Task instructions
Starting at the first line of the material and ending at the line containing "right-column-header: 机器除法 (497, 123, 657, 166)", rewrite those lines with "zero-literal" renamed to "zero-digit" and everything else unchanged.

Source records
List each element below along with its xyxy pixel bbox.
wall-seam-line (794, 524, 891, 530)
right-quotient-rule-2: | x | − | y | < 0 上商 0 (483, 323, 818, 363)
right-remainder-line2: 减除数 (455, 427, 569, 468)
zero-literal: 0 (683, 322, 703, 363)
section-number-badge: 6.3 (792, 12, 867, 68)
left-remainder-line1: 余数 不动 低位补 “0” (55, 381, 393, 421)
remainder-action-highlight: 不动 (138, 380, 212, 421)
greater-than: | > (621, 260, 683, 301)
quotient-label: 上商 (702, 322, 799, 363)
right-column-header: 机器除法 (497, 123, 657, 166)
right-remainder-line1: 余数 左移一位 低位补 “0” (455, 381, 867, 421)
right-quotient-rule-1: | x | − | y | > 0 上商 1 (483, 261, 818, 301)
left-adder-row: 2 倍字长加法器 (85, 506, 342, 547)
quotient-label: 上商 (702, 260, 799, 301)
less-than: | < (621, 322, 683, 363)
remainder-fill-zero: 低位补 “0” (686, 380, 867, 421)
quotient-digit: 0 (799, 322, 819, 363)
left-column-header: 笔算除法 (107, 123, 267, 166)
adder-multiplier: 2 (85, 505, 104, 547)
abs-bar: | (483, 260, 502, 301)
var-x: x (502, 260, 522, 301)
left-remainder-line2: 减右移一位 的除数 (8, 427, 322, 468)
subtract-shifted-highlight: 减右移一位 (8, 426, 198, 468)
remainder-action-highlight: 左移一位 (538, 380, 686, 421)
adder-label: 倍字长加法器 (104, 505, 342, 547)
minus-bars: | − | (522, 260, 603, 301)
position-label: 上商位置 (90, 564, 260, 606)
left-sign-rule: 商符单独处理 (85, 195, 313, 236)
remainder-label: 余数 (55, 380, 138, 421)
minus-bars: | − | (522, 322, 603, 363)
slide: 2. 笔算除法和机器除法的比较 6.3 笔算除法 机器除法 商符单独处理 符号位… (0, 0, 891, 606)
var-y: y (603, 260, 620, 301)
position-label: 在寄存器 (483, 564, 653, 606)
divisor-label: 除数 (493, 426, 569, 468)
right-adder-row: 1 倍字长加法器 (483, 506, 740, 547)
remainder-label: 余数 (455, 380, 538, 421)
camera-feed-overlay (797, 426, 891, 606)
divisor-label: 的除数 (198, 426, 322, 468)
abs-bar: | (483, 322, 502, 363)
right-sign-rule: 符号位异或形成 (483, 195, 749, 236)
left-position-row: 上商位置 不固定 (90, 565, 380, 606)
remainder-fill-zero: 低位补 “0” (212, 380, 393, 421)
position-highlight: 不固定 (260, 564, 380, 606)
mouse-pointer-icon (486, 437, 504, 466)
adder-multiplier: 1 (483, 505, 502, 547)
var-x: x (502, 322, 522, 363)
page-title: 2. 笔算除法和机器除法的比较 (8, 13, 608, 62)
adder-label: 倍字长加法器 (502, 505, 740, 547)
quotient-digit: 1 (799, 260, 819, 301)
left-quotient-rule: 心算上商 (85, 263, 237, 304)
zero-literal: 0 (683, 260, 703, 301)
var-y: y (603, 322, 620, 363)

Completed task
List each element below along with its xyxy pixel bbox.
wall-seam-line (794, 524, 891, 530)
right-quotient-rule-2: | x | − | y | < 0 上商 0 (483, 323, 818, 363)
right-remainder-line2: 减除数 (455, 427, 569, 468)
zero-digit: 0 (683, 322, 703, 363)
section-number-badge: 6.3 (792, 12, 867, 68)
left-remainder-line1: 余数 不动 低位补 “0” (55, 381, 393, 421)
remainder-action-highlight: 不动 (138, 380, 212, 421)
greater-than: | > (621, 260, 683, 301)
quotient-label: 上商 (702, 322, 799, 363)
right-column-header: 机器除法 (497, 123, 657, 166)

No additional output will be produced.